=== Items ===
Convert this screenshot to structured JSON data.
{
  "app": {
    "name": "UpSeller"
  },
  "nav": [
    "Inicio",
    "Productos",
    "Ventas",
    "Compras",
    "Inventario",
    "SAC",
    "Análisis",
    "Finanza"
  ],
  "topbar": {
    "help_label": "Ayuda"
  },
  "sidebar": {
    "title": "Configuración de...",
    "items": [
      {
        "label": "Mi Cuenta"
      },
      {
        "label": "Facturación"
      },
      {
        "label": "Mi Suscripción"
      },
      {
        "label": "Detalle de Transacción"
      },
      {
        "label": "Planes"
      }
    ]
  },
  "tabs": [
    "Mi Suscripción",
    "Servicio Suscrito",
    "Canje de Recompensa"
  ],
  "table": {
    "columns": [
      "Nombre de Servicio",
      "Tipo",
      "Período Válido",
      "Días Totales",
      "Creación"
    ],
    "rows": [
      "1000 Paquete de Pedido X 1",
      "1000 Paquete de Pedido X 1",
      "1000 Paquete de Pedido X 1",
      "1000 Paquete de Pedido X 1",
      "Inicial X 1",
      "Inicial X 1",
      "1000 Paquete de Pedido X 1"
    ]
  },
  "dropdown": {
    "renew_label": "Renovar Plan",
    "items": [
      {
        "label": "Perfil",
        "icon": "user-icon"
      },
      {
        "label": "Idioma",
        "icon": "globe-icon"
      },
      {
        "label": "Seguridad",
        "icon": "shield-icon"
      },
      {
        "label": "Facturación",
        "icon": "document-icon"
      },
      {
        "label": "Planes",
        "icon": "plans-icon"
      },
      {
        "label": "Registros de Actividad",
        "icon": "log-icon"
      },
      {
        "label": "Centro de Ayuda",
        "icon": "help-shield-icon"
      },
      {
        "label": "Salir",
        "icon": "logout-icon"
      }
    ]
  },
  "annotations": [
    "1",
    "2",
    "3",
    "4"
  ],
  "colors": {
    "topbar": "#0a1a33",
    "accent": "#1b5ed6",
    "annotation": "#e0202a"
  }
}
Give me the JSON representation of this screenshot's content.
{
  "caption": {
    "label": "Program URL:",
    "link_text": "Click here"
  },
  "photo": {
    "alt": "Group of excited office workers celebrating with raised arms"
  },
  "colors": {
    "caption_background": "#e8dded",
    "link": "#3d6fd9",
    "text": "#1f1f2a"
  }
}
===
=== Items ===
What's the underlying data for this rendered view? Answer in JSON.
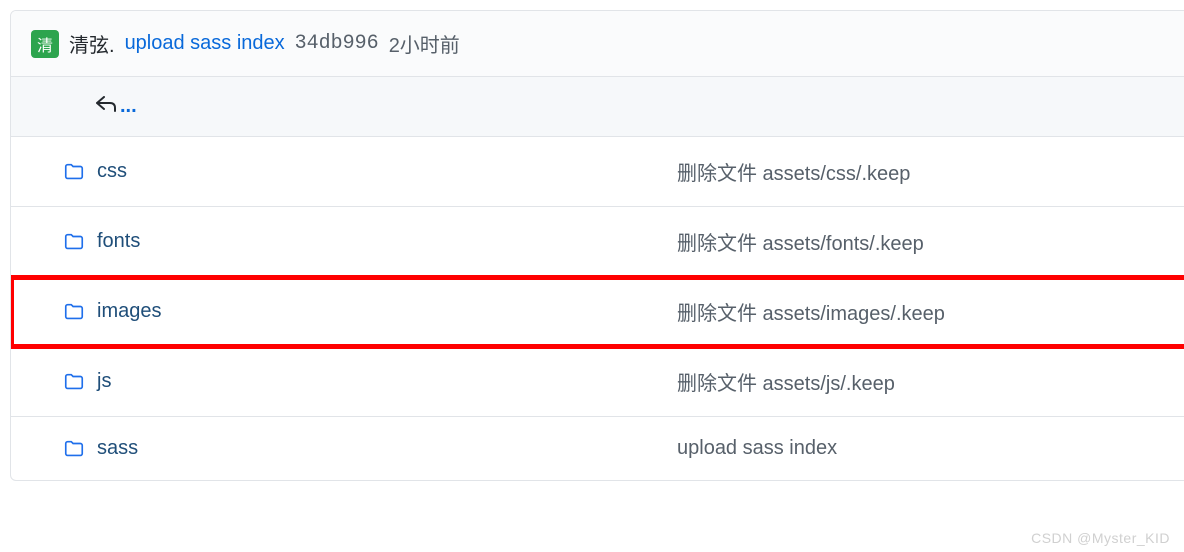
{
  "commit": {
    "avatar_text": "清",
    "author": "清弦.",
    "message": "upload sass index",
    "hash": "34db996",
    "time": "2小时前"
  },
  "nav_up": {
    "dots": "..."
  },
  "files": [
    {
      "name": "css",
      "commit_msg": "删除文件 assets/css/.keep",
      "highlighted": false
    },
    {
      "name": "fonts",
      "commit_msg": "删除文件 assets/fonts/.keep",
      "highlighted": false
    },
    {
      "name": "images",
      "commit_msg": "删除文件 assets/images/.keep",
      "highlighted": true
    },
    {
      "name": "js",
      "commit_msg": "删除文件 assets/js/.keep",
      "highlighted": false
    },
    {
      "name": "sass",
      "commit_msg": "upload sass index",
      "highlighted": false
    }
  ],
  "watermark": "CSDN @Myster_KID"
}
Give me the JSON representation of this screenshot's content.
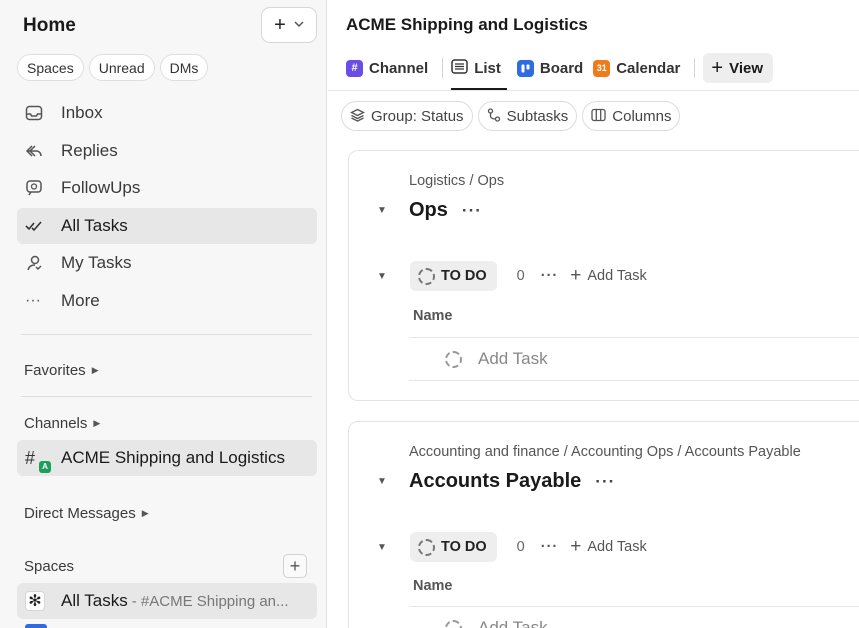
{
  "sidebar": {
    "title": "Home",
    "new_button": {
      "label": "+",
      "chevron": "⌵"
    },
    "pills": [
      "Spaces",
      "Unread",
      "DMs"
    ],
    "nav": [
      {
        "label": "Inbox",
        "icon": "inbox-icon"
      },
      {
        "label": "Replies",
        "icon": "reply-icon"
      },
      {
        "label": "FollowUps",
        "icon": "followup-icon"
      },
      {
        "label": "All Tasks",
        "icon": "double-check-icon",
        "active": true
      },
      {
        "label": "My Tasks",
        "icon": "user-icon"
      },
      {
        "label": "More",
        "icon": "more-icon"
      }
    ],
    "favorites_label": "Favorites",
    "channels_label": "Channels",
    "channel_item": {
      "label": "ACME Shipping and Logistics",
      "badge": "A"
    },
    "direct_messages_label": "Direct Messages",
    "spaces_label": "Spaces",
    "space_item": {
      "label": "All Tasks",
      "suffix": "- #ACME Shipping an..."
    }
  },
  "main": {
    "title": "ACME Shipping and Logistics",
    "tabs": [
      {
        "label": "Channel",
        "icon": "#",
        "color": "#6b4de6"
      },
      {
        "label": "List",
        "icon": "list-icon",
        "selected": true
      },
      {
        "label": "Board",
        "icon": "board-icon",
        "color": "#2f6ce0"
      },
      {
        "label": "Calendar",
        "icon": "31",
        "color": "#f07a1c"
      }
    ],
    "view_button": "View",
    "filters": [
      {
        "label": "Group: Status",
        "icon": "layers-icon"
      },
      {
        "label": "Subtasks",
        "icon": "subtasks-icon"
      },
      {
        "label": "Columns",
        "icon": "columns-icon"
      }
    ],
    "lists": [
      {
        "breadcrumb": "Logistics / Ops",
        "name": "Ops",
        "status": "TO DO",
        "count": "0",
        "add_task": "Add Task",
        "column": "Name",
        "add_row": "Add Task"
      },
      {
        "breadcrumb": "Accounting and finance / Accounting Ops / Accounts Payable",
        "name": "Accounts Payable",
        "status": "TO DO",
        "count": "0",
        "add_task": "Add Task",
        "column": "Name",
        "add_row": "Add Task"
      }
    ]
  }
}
===
=== Items ===
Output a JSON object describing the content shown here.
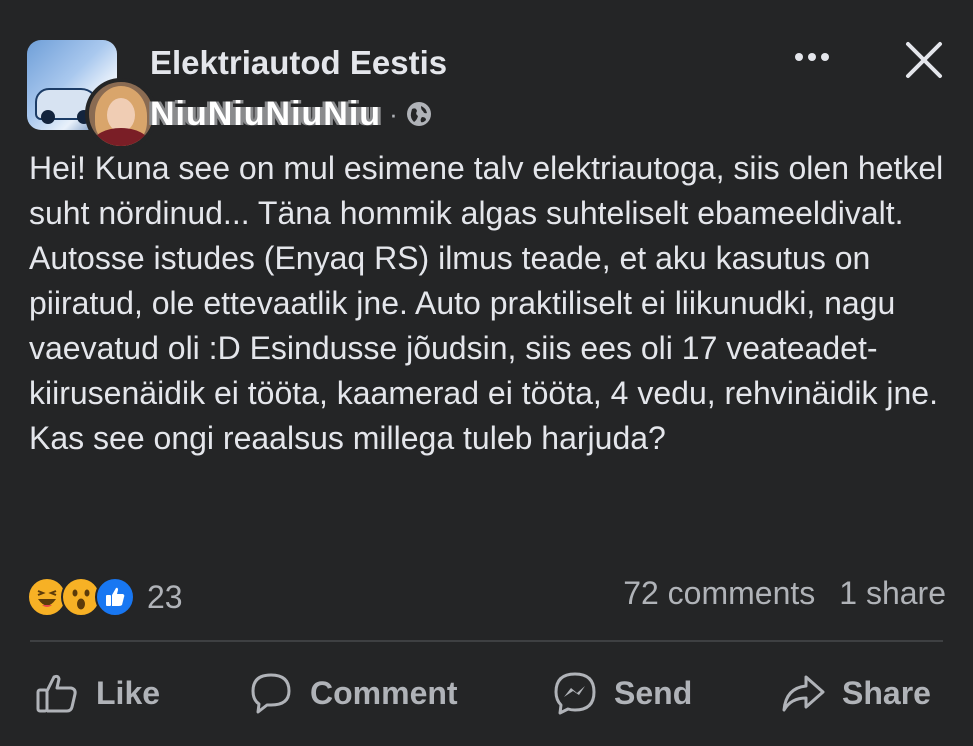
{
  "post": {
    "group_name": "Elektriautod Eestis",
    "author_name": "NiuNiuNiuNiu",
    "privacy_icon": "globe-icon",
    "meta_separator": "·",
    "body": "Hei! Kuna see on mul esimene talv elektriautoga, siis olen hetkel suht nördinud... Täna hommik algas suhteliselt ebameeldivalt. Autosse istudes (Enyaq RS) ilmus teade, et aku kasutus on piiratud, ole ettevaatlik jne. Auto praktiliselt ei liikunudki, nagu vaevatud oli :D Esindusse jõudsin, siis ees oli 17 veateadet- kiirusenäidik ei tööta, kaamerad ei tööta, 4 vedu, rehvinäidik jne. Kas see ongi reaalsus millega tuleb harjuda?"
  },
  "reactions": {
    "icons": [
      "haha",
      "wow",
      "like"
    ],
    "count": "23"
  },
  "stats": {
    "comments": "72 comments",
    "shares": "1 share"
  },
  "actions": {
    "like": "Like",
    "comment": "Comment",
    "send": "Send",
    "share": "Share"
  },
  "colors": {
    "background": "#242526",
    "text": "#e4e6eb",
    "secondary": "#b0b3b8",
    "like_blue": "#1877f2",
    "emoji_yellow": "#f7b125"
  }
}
===
### Your goal
Identify each line containing the string "Accounts" and copy it out.

### Solved problem
        "breadcrumb": "Accounting and finance / Accounting Ops / Accounts Payable",
        "name": "Accounts Payable",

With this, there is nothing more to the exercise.